READING PASSAGE:
** start **

Posted by Ralph Ranalli May 9, 2008 11:11 AM

NEWTON

Newton Mayor David B. Cohen announced this morning that he will not run for reelection, saying that he doesn't not want his current status as the city's political lightning rod to undermine the $12 million override vote scheduled for May 20.

In an unprecedented break with the liberal power base that had given him unwavering support during his 11 years in office, Cohen's former campaign manager and the city's main pro-override group this week called on him to step down at the end of his current term.

cohen5.jpg(Globe staff photo)
"Mayor David Cohen cannot win reelection. He's already decided not to run. He should announce it now," Gerry Chervinsky, Cohen's former campaign manager, said Wednesday.

The pro-override group, Move Newton Forward, said Cohen's decision to insert a $27,000 pay raise for himself in the city budget even as Newton is facing a fiscal crisis threatened to undercut the override campaign. This morning, Cohen said he would heed the group's call for him to step down.

"The hard working proponents for the override publicly expressed their concern that if I stood for re-election it may have an adverse effect on the override," Cohen said in a statement released by his press spokesman, Jeremy Solomon.

"The outcome of this override is far more important to me than my political career," the statement reads. "It is for this reason that I have decided that my third term as mayor will be my last."

A former state legislator who developed a reputation as a savvy political operator, even some of Cohen's supporters said this week that he seemed to have developed a tin ear when it came to listening to the mood of the city's electorate.

For most of the planning phase of the Newton North project, for example, Cohen flatly refused to compromise on the design and blasted critics who called the plan too expensive. He relented earlier this year, but only under pressure from state officials and after it was too late to make significant changes in the design. At $197.5 million, the project is the most expensive high school ever built in Massachusetts and has become a statewide symbol of municipal excess.

** end **

DATASET SECTION:
** start **

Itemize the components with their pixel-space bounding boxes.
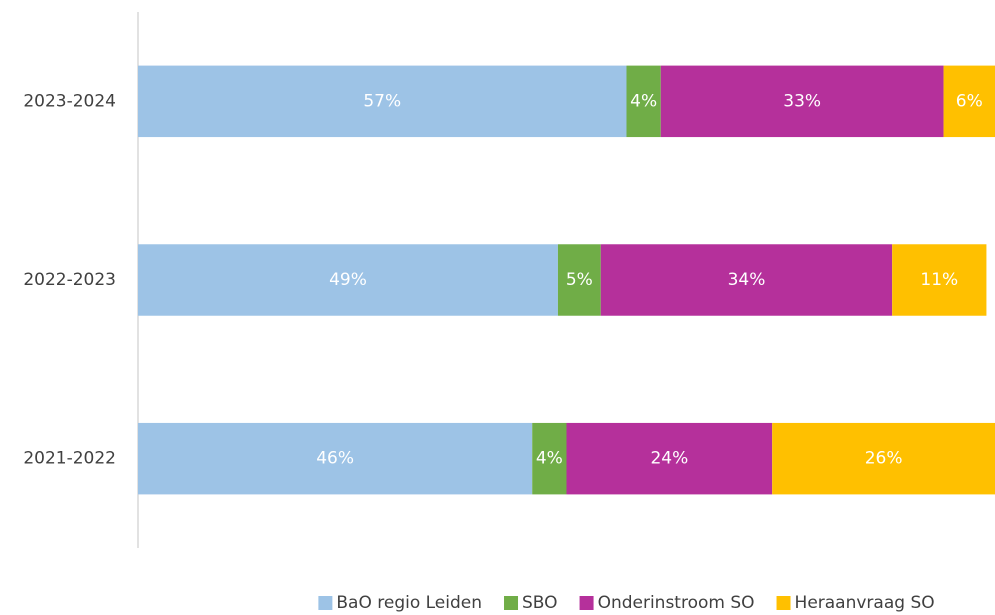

** end **

WRITTEN TASKS:
**A.** According to the article about Newton's mayor, how much did the Newton North high school project cost?
**B.** Print everything in the article about Newton's mayor from "Newton Mayor David" down to "his current term.".
**C.** Check each statement against the article about Newton's mayor and answer yes or no, quoting the words that decide it: (i) Cohen had been in office for 11 years. (ii) The override vote was set for June. (iii) Move Newton Forward opposed the override.
The material is separate from the article about Newton's mayor.

TASK RESULTS:
**A.** $197.5 million.

**B.**
Newton Mayor David B. Cohen announced this morning that he will not run for reelection, saying that he doesn't not want his current status as the city's political lightning rod to undermine the $12 million override vote scheduled for May 20.

In an unprecedented break with the liberal power base that had given him unwavering support during his 11 years in office, Cohen's former campaign manager and the city's main pro-override group this week called on him to step down at the end of his current term.

**C.**
(i) Yes: "his 11 years in office"
(ii) No: "scheduled for May 20"
(iii) No: "The pro-override group, Move Newton Forward"